** start EXERCISE DATA **

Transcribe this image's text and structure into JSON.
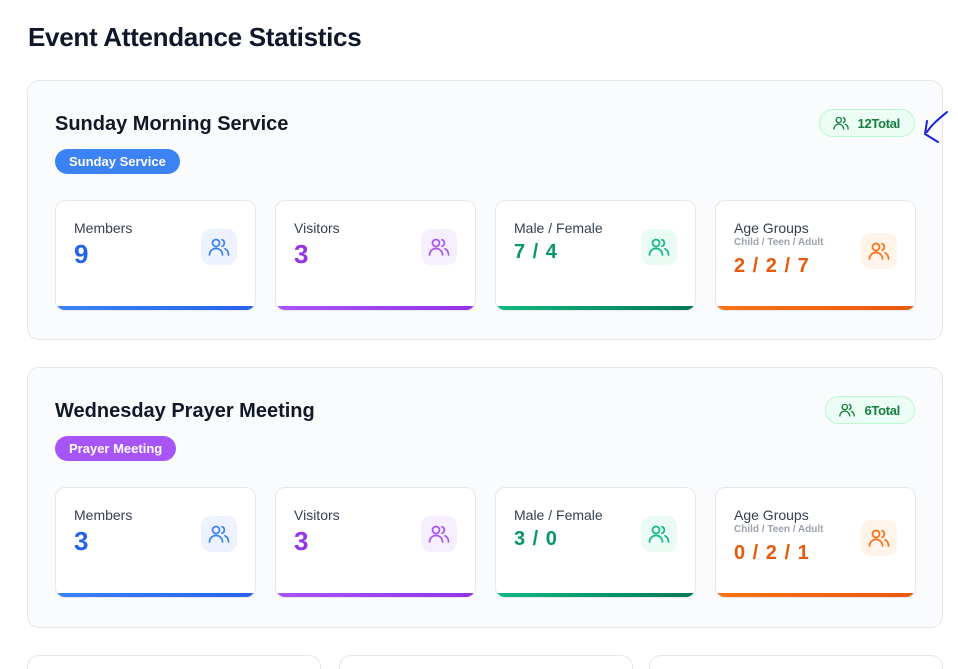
{
  "page": {
    "title": "Event Attendance Statistics"
  },
  "events": [
    {
      "title": "Sunday Morning Service",
      "tag": "Sunday Service",
      "tag_color": "#3b82f6",
      "total": "12",
      "total_label": "Total",
      "stats": {
        "members": {
          "label": "Members",
          "value": "9"
        },
        "visitors": {
          "label": "Visitors",
          "value": "3"
        },
        "gender": {
          "label": "Male / Female",
          "value": "7 / 4"
        },
        "age": {
          "label": "Age Groups",
          "sublabel": "Child / Teen / Adult",
          "value": "2 / 2 / 7"
        }
      }
    },
    {
      "title": "Wednesday Prayer Meeting",
      "tag": "Prayer Meeting",
      "tag_color": "#a855f7",
      "total": "6",
      "total_label": "Total",
      "stats": {
        "members": {
          "label": "Members",
          "value": "3"
        },
        "visitors": {
          "label": "Visitors",
          "value": "3"
        },
        "gender": {
          "label": "Male / Female",
          "value": "3 / 0"
        },
        "age": {
          "label": "Age Groups",
          "sublabel": "Child / Teen / Adult",
          "value": "0 / 2 / 1"
        }
      }
    }
  ],
  "icons": {
    "total": "users-icon",
    "members": "users-icon",
    "visitors": "users-icon",
    "gender": "users-icon",
    "age": "users-icon"
  },
  "colors": {
    "members": "#2563eb",
    "visitors": "#9333ea",
    "gender": "#059669",
    "age": "#ea580c",
    "total_badge": "#15803d"
  }
}
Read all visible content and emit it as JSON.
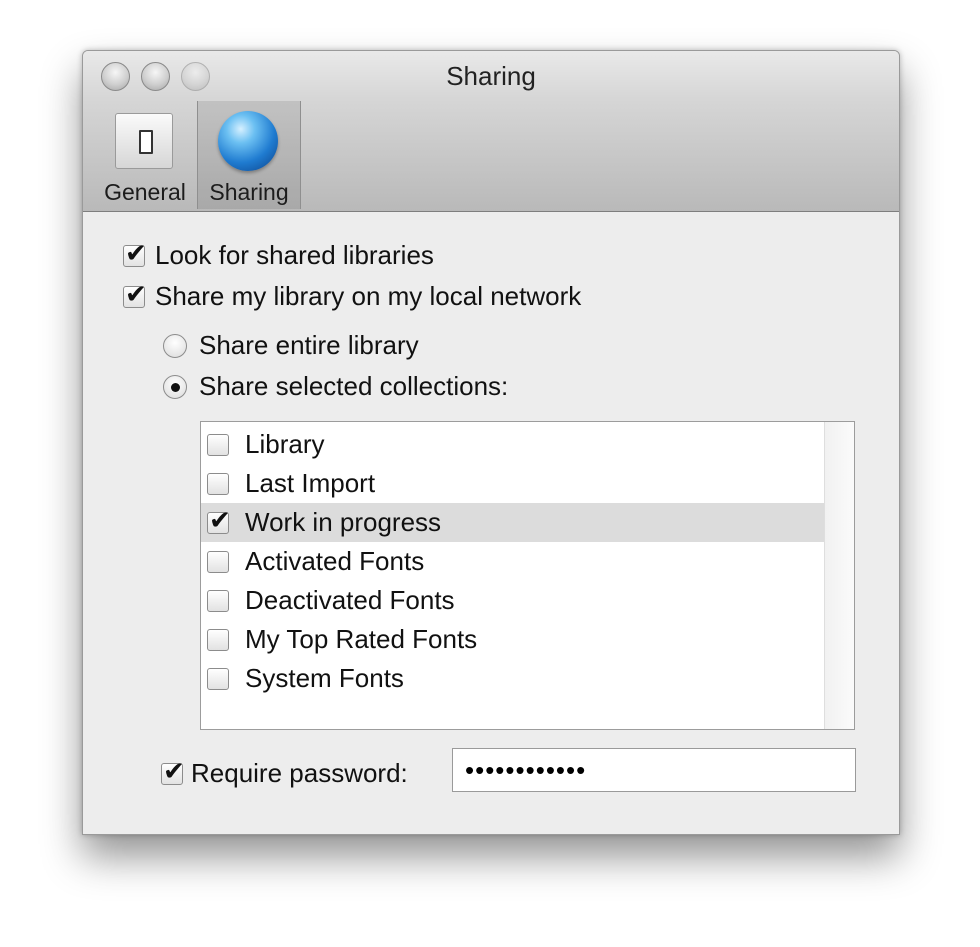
{
  "window": {
    "title": "Sharing"
  },
  "toolbar": {
    "items": [
      {
        "label": "General",
        "icon": "switch-icon",
        "selected": false
      },
      {
        "label": "Sharing",
        "icon": "globe-icon",
        "selected": true
      }
    ]
  },
  "options": {
    "look_for_shared": {
      "label": "Look for shared libraries",
      "checked": true
    },
    "share_library": {
      "label": "Share my library on my local network",
      "checked": true
    },
    "share_mode": {
      "entire": {
        "label": "Share entire library",
        "selected": false
      },
      "selected_collections": {
        "label": "Share selected collections:",
        "selected": true
      }
    }
  },
  "collections": [
    {
      "label": "Library",
      "checked": false,
      "highlighted": false
    },
    {
      "label": "Last Import",
      "checked": false,
      "highlighted": false
    },
    {
      "label": "Work in progress",
      "checked": true,
      "highlighted": true
    },
    {
      "label": "Activated Fonts",
      "checked": false,
      "highlighted": false
    },
    {
      "label": "Deactivated Fonts",
      "checked": false,
      "highlighted": false
    },
    {
      "label": "My Top Rated Fonts",
      "checked": false,
      "highlighted": false
    },
    {
      "label": "System Fonts",
      "checked": false,
      "highlighted": false
    }
  ],
  "password": {
    "label": "Require password:",
    "checked": true,
    "value": "••••••••••••"
  }
}
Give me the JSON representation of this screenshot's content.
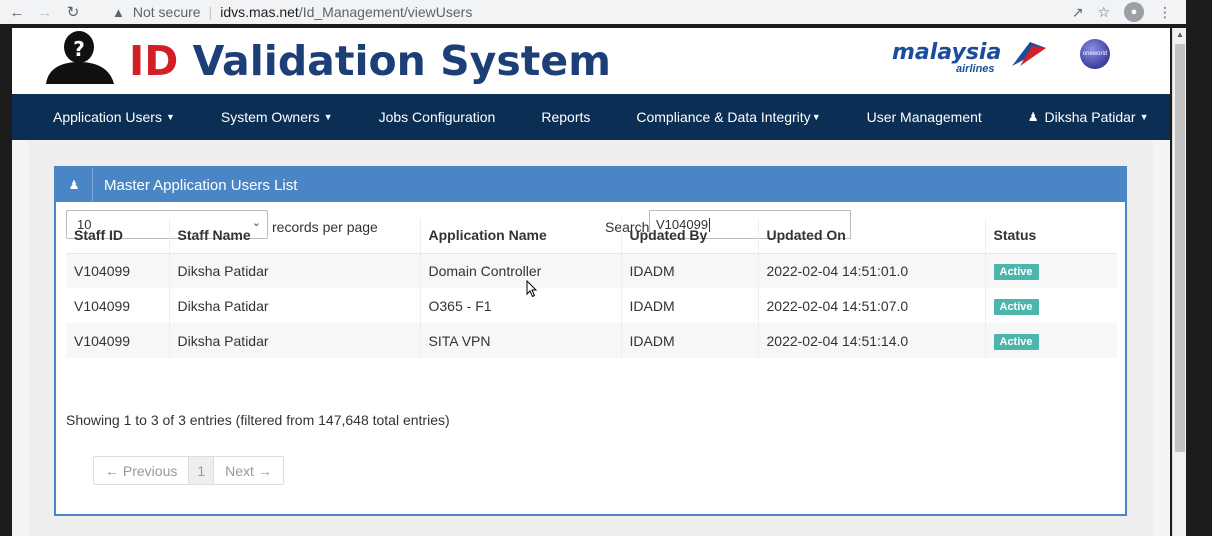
{
  "browser": {
    "back_icon": "arrow-left-icon",
    "forward_icon": "arrow-right-icon",
    "reload_icon": "reload-icon",
    "security_label": "Not secure",
    "url_host": "idvs.mas.net",
    "url_path": "/Id_Management/viewUsers"
  },
  "header": {
    "title_prefix": "ID",
    "title_rest": " Validation System",
    "airline_word": "malaysia",
    "airline_sub": "airlines",
    "oneworld_label": "oneworld"
  },
  "navbar": {
    "items": [
      {
        "label": "Application Users",
        "dropdown": true
      },
      {
        "label": "System Owners",
        "dropdown": true
      },
      {
        "label": "Jobs Configuration",
        "dropdown": false
      },
      {
        "label": "Reports",
        "dropdown": false
      },
      {
        "label": "Compliance & Data Integrity",
        "dropdown": true
      },
      {
        "label": "User Management",
        "dropdown": false
      },
      {
        "label": "Diksha Patidar",
        "dropdown": true
      }
    ]
  },
  "panel": {
    "title": "Master Application Users List",
    "length_value": "10",
    "length_label": "records per page",
    "search_label": "Search:",
    "search_value": "V104099",
    "columns": [
      "Staff ID",
      "Staff Name",
      "Application Name",
      "Updated By",
      "Updated On",
      "Status"
    ],
    "rows": [
      {
        "staff_id": "V104099",
        "staff_name": "Diksha Patidar",
        "application": "Domain Controller",
        "updated_by": "IDADM",
        "updated_on": "2022-02-04 14:51:01.0",
        "status": "Active"
      },
      {
        "staff_id": "V104099",
        "staff_name": "Diksha Patidar",
        "application": "O365 - F1",
        "updated_by": "IDADM",
        "updated_on": "2022-02-04 14:51:07.0",
        "status": "Active"
      },
      {
        "staff_id": "V104099",
        "staff_name": "Diksha Patidar",
        "application": "SITA VPN",
        "updated_by": "IDADM",
        "updated_on": "2022-02-04 14:51:14.0",
        "status": "Active"
      }
    ],
    "info": "Showing 1 to 3 of 3 entries (filtered from 147,648 total entries)",
    "pager": {
      "previous": "← Previous",
      "page": "1",
      "next": "Next →"
    }
  },
  "colors": {
    "navbar": "#0b2e55",
    "panel_header": "#4a86c5",
    "badge_active": "#4db6ac",
    "title_red": "#d21f26",
    "title_blue": "#1c3f77"
  }
}
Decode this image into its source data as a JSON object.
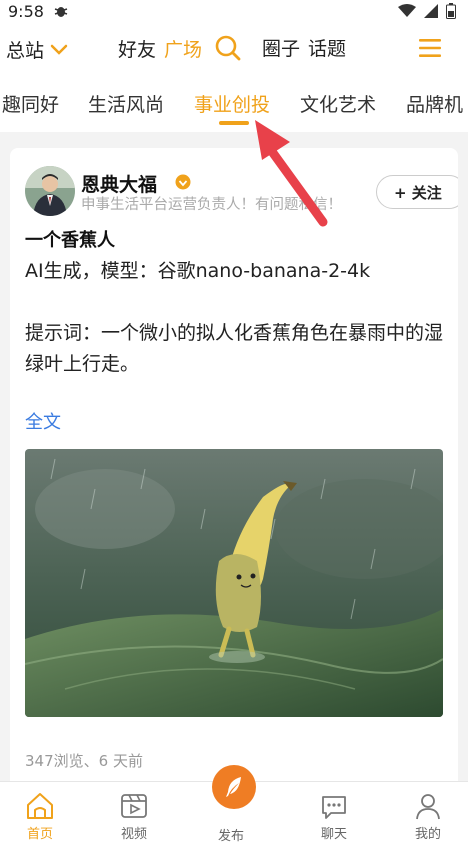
{
  "status_bar": {
    "time": "9:58"
  },
  "top_nav": {
    "site_switch": "总站",
    "friends": "好友",
    "square": "广场",
    "circles": "圈子",
    "topics": "话题"
  },
  "categories": {
    "items": [
      "趣同好",
      "生活风尚",
      "事业创投",
      "文化艺术",
      "品牌机"
    ],
    "active": "事业创投"
  },
  "post": {
    "author": {
      "name": "恩典大福",
      "bio": "申事生活平台运营负责人！有问题私信！"
    },
    "follow_label": "+ 关注",
    "title": "一个香蕉人",
    "body_line1": "AI生成，模型：谷歌nano-banana-2-4k",
    "body_line2": "提示词：一个微小的拟人化香蕉角色在暴雨中的湿绿叶上行走。",
    "read_more": "全文",
    "meta": "347浏览、6 天前"
  },
  "bottom_tabs": {
    "home": "首页",
    "video": "视频",
    "publish": "发布",
    "chat": "聊天",
    "mine": "我的"
  },
  "colors": {
    "accent": "#f0a21b",
    "publish": "#ef7d24",
    "link": "#3a7be0"
  }
}
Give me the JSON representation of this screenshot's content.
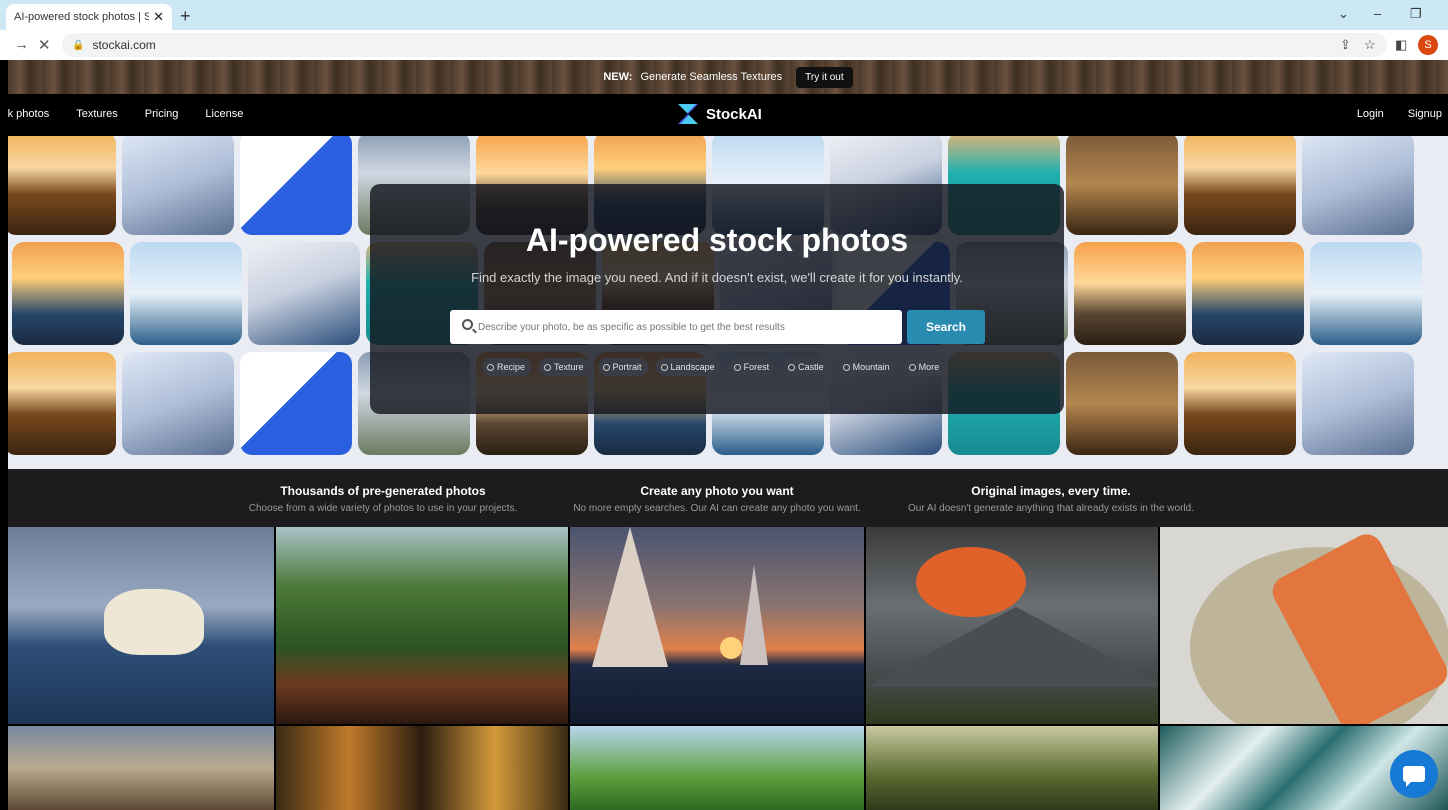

** end EXERCISE DATA **

INSTRUCTIONS TO FOLLOW: Without the pictures, restate all the entries above exactly.

FULL OUTPUT:
Transcribe this image's text and structure into JSON.
{
  "page": {
    "title": "Event Attendance Statistics"
  },
  "events": [
    {
      "title": "Sunday Morning Service",
      "tag": "Sunday Service",
      "tag_color": "#3b82f6",
      "total": "12",
      "total_label": "Total",
      "stats": {
        "members": {
          "label": "Members",
          "value": "9"
        },
        "visitors": {
          "label": "Visitors",
          "value": "3"
        },
        "gender": {
          "label": "Male / Female",
          "value": "7 / 4"
        },
        "age": {
          "label": "Age Groups",
          "sublabel": "Child / Teen / Adult",
          "value": "2 / 2 / 7"
        }
      }
    },
    {
      "title": "Wednesday Prayer Meeting",
      "tag": "Prayer Meeting",
      "tag_color": "#a855f7",
      "total": "6",
      "total_label": "Total",
      "stats": {
        "members": {
          "label": "Members",
          "value": "3"
        },
        "visitors": {
          "label": "Visitors",
          "value": "3"
        },
        "gender": {
          "label": "Male / Female",
          "value": "3 / 0"
        },
        "age": {
          "label": "Age Groups",
          "sublabel": "Child / Teen / Adult",
          "value": "0 / 2 / 1"
        }
      }
    }
  ],
  "icons": {
    "total": "users-icon",
    "members": "users-icon",
    "visitors": "users-icon",
    "gender": "users-icon",
    "age": "users-icon"
  },
  "colors": {
    "members": "#2563eb",
    "visitors": "#9333ea",
    "gender": "#059669",
    "age": "#ea580c",
    "total_badge": "#15803d"
  }
}
Read all visible content and emit it as JSON.
{
  "window": {
    "title": "Sharing"
  },
  "toolbar": {
    "items": [
      {
        "label": "General",
        "icon": "switch-icon",
        "selected": false
      },
      {
        "label": "Sharing",
        "icon": "globe-icon",
        "selected": true
      }
    ]
  },
  "options": {
    "look_for_shared": {
      "label": "Look for shared libraries",
      "checked": true
    },
    "share_library": {
      "label": "Share my library on my local network",
      "checked": true
    },
    "share_mode": {
      "entire": {
        "label": "Share entire library",
        "selected": false
      },
      "selected_collections": {
        "label": "Share selected collections:",
        "selected": true
      }
    }
  },
  "collections": [
    {
      "label": "Library",
      "checked": false,
      "highlighted": false
    },
    {
      "label": "Last Import",
      "checked": false,
      "highlighted": false
    },
    {
      "label": "Work in progress",
      "checked": true,
      "highlighted": true
    },
    {
      "label": "Activated Fonts",
      "checked": false,
      "highlighted": false
    },
    {
      "label": "Deactivated Fonts",
      "checked": false,
      "highlighted": false
    },
    {
      "label": "My Top Rated Fonts",
      "checked": false,
      "highlighted": false
    },
    {
      "label": "System Fonts",
      "checked": false,
      "highlighted": false
    }
  ],
  "password": {
    "label": "Require password:",
    "checked": true,
    "value": "••••••••••••"
  }
}
Give me the JSON representation of this screenshot's content.
{
  "browser": {
    "back_icon": "arrow-left-icon",
    "forward_icon": "arrow-right-icon",
    "reload_icon": "reload-icon",
    "security_label": "Not secure",
    "url_host": "idvs.mas.net",
    "url_path": "/Id_Management/viewUsers"
  },
  "header": {
    "title_prefix": "ID",
    "title_rest": " Validation System",
    "airline_word": "malaysia",
    "airline_sub": "airlines",
    "oneworld_label": "oneworld"
  },
  "navbar": {
    "items": [
      {
        "label": "Application Users",
        "dropdown": true
      },
      {
        "label": "System Owners",
        "dropdown": true
      },
      {
        "label": "Jobs Configuration",
        "dropdown": false
      },
      {
        "label": "Reports",
        "dropdown": false
      },
      {
        "label": "Compliance & Data Integrity",
        "dropdown": true
      },
      {
        "label": "User Management",
        "dropdown": false
      },
      {
        "label": "Diksha Patidar",
        "dropdown": true
      }
    ]
  },
  "panel": {
    "title": "Master Application Users List",
    "length_value": "10",
    "length_label": "records per page",
    "search_label": "Search:",
    "search_value": "V104099",
    "columns": [
      "Staff ID",
      "Staff Name",
      "Application Name",
      "Updated By",
      "Updated On",
      "Status"
    ],
    "rows": [
      {
        "staff_id": "V104099",
        "staff_name": "Diksha Patidar",
        "application": "Domain Controller",
        "updated_by": "IDADM",
        "updated_on": "2022-02-04 14:51:01.0",
        "status": "Active"
      },
      {
        "staff_id": "V104099",
        "staff_name": "Diksha Patidar",
        "application": "O365 - F1",
        "updated_by": "IDADM",
        "updated_on": "2022-02-04 14:51:07.0",
        "status": "Active"
      },
      {
        "staff_id": "V104099",
        "staff_name": "Diksha Patidar",
        "application": "SITA VPN",
        "updated_by": "IDADM",
        "updated_on": "2022-02-04 14:51:14.0",
        "status": "Active"
      }
    ],
    "info": "Showing 1 to 3 of 3 entries (filtered from 147,648 total entries)",
    "pager": {
      "previous": "← Previous",
      "page": "1",
      "next": "Next →"
    }
  },
  "colors": {
    "navbar": "#0b2e55",
    "panel_header": "#4a86c5",
    "badge_active": "#4db6ac",
    "title_red": "#d21f26",
    "title_blue": "#1c3f77"
  }
}
Decode this image into its source data as a JSON object.
{
  "status_bar": {
    "time": "9:58"
  },
  "top_nav": {
    "site_switch": "总站",
    "friends": "好友",
    "square": "广场",
    "circles": "圈子",
    "topics": "话题"
  },
  "categories": {
    "items": [
      "趣同好",
      "生活风尚",
      "事业创投",
      "文化艺术",
      "品牌机"
    ],
    "active": "事业创投"
  },
  "post": {
    "author": {
      "name": "恩典大福",
      "bio": "申事生活平台运营负责人！有问题私信！"
    },
    "follow_label": "+ 关注",
    "title": "一个香蕉人",
    "body_line1": "AI生成，模型：谷歌nano-banana-2-4k",
    "body_line2": "提示词：一个微小的拟人化香蕉角色在暴雨中的湿绿叶上行走。",
    "read_more": "全文",
    "meta": "347浏览、6 天前"
  },
  "bottom_tabs": {
    "home": "首页",
    "video": "视频",
    "publish": "发布",
    "chat": "聊天",
    "mine": "我的"
  },
  "colors": {
    "accent": "#f0a21b",
    "publish": "#ef7d24",
    "link": "#3a7be0"
  }
}
Give me the JSON representation of this screenshot's content.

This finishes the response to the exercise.